--- Start Given records ---

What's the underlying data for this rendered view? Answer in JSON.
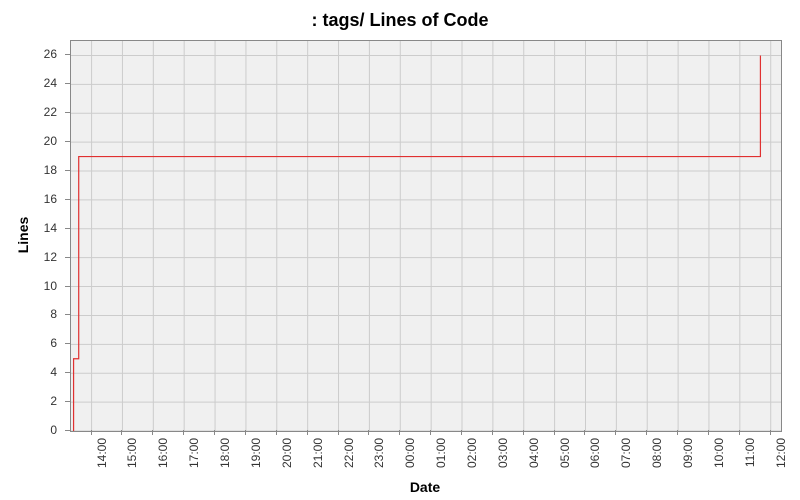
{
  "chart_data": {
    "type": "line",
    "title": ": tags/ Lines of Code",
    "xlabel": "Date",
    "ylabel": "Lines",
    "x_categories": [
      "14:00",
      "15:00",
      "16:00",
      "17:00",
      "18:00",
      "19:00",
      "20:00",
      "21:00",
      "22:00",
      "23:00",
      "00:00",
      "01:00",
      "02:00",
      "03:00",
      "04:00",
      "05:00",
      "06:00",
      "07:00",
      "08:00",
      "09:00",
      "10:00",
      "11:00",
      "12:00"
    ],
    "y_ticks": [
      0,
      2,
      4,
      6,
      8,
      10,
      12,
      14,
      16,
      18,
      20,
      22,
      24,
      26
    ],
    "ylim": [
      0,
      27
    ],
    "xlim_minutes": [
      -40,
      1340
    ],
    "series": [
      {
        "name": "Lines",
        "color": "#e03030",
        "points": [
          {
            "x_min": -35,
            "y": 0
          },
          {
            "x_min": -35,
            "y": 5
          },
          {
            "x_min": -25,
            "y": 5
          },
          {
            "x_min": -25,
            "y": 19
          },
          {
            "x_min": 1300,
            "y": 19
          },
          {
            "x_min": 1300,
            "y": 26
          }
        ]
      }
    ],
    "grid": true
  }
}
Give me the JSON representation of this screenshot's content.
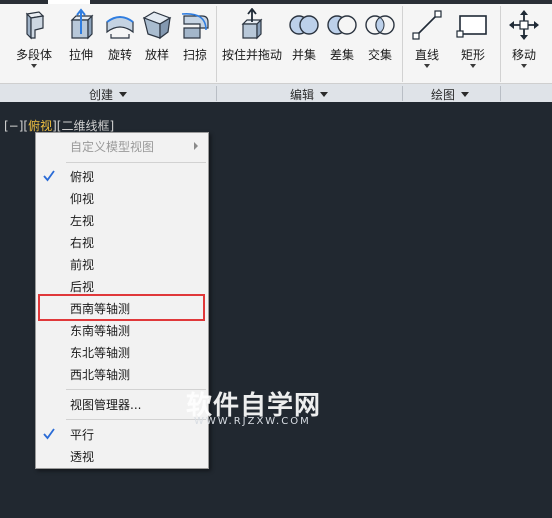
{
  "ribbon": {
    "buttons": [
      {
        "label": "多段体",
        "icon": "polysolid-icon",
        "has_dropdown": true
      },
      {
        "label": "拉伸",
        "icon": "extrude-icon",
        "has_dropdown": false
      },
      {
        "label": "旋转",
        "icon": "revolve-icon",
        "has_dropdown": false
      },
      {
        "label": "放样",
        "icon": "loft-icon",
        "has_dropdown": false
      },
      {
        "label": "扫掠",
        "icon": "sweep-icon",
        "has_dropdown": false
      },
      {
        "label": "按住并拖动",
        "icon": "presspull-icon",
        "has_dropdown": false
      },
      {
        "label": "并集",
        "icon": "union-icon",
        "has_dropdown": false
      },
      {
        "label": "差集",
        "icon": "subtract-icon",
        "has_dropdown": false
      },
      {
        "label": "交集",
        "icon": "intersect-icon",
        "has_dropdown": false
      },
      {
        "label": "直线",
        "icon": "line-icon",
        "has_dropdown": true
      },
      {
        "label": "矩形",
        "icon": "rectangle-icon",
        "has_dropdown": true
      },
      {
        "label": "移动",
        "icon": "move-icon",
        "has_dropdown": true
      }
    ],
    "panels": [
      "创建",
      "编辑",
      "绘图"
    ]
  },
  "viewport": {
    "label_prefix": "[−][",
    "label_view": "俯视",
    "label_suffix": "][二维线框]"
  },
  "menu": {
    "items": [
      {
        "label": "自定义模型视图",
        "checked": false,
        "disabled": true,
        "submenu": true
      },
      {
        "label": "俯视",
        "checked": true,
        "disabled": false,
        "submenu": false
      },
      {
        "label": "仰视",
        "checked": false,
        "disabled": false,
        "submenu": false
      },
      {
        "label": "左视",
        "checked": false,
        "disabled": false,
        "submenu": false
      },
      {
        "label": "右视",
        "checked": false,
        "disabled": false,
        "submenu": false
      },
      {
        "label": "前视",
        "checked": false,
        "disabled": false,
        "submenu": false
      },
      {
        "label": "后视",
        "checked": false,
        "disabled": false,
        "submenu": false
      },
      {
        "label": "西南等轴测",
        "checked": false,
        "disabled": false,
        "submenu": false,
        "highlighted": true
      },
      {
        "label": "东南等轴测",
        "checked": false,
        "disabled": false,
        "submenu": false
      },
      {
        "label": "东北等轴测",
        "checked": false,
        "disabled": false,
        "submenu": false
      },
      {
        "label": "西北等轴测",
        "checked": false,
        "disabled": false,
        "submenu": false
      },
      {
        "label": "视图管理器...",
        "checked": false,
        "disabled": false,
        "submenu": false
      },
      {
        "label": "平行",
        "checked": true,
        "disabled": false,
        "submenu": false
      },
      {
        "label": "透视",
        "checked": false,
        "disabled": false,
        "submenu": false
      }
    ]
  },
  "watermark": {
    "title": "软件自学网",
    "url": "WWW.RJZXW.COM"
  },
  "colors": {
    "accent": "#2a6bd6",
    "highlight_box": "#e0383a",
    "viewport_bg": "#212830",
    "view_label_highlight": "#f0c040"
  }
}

--- End Given records ---

## What you should do
Repeat the material above in full and exactly, apart from the pictures.

## Result
What's the underlying data for this rendered view? Answer in JSON.
{
  "chart_data": {
    "type": "line",
    "title": ": tags/ Lines of Code",
    "xlabel": "Date",
    "ylabel": "Lines",
    "x_categories": [
      "14:00",
      "15:00",
      "16:00",
      "17:00",
      "18:00",
      "19:00",
      "20:00",
      "21:00",
      "22:00",
      "23:00",
      "00:00",
      "01:00",
      "02:00",
      "03:00",
      "04:00",
      "05:00",
      "06:00",
      "07:00",
      "08:00",
      "09:00",
      "10:00",
      "11:00",
      "12:00"
    ],
    "y_ticks": [
      0,
      2,
      4,
      6,
      8,
      10,
      12,
      14,
      16,
      18,
      20,
      22,
      24,
      26
    ],
    "ylim": [
      0,
      27
    ],
    "xlim_minutes": [
      -40,
      1340
    ],
    "series": [
      {
        "name": "Lines",
        "color": "#e03030",
        "points": [
          {
            "x_min": -35,
            "y": 0
          },
          {
            "x_min": -35,
            "y": 5
          },
          {
            "x_min": -25,
            "y": 5
          },
          {
            "x_min": -25,
            "y": 19
          },
          {
            "x_min": 1300,
            "y": 19
          },
          {
            "x_min": 1300,
            "y": 26
          }
        ]
      }
    ],
    "grid": true
  }
}
Give me the JSON representation of this screenshot's content.
{
  "ribbon": {
    "buttons": [
      {
        "label": "多段体",
        "icon": "polysolid-icon",
        "has_dropdown": true
      },
      {
        "label": "拉伸",
        "icon": "extrude-icon",
        "has_dropdown": false
      },
      {
        "label": "旋转",
        "icon": "revolve-icon",
        "has_dropdown": false
      },
      {
        "label": "放样",
        "icon": "loft-icon",
        "has_dropdown": false
      },
      {
        "label": "扫掠",
        "icon": "sweep-icon",
        "has_dropdown": false
      },
      {
        "label": "按住并拖动",
        "icon": "presspull-icon",
        "has_dropdown": false
      },
      {
        "label": "并集",
        "icon": "union-icon",
        "has_dropdown": false
      },
      {
        "label": "差集",
        "icon": "subtract-icon",
        "has_dropdown": false
      },
      {
        "label": "交集",
        "icon": "intersect-icon",
        "has_dropdown": false
      },
      {
        "label": "直线",
        "icon": "line-icon",
        "has_dropdown": true
      },
      {
        "label": "矩形",
        "icon": "rectangle-icon",
        "has_dropdown": true
      },
      {
        "label": "移动",
        "icon": "move-icon",
        "has_dropdown": true
      }
    ],
    "panels": [
      "创建",
      "编辑",
      "绘图"
    ]
  },
  "viewport": {
    "label_prefix": "[−][",
    "label_view": "俯视",
    "label_suffix": "][二维线框]"
  },
  "menu": {
    "items": [
      {
        "label": "自定义模型视图",
        "checked": false,
        "disabled": true,
        "submenu": true
      },
      {
        "label": "俯视",
        "checked": true,
        "disabled": false,
        "submenu": false
      },
      {
        "label": "仰视",
        "checked": false,
        "disabled": false,
        "submenu": false
      },
      {
        "label": "左视",
        "checked": false,
        "disabled": false,
        "submenu": false
      },
      {
        "label": "右视",
        "checked": false,
        "disabled": false,
        "submenu": false
      },
      {
        "label": "前视",
        "checked": false,
        "disabled": false,
        "submenu": false
      },
      {
        "label": "后视",
        "checked": false,
        "disabled": false,
        "submenu": false
      },
      {
        "label": "西南等轴测",
        "checked": false,
        "disabled": false,
        "submenu": false,
        "highlighted": true
      },
      {
        "label": "东南等轴测",
        "checked": false,
        "disabled": false,
        "submenu": false
      },
      {
        "label": "东北等轴测",
        "checked": false,
        "disabled": false,
        "submenu": false
      },
      {
        "label": "西北等轴测",
        "checked": false,
        "disabled": false,
        "submenu": false
      },
      {
        "label": "视图管理器...",
        "checked": false,
        "disabled": false,
        "submenu": false
      },
      {
        "label": "平行",
        "checked": true,
        "disabled": false,
        "submenu": false
      },
      {
        "label": "透视",
        "checked": false,
        "disabled": false,
        "submenu": false
      }
    ]
  },
  "watermark": {
    "title": "软件自学网",
    "url": "WWW.RJZXW.COM"
  },
  "colors": {
    "accent": "#2a6bd6",
    "highlight_box": "#e0383a",
    "viewport_bg": "#212830",
    "view_label_highlight": "#f0c040"
  }
}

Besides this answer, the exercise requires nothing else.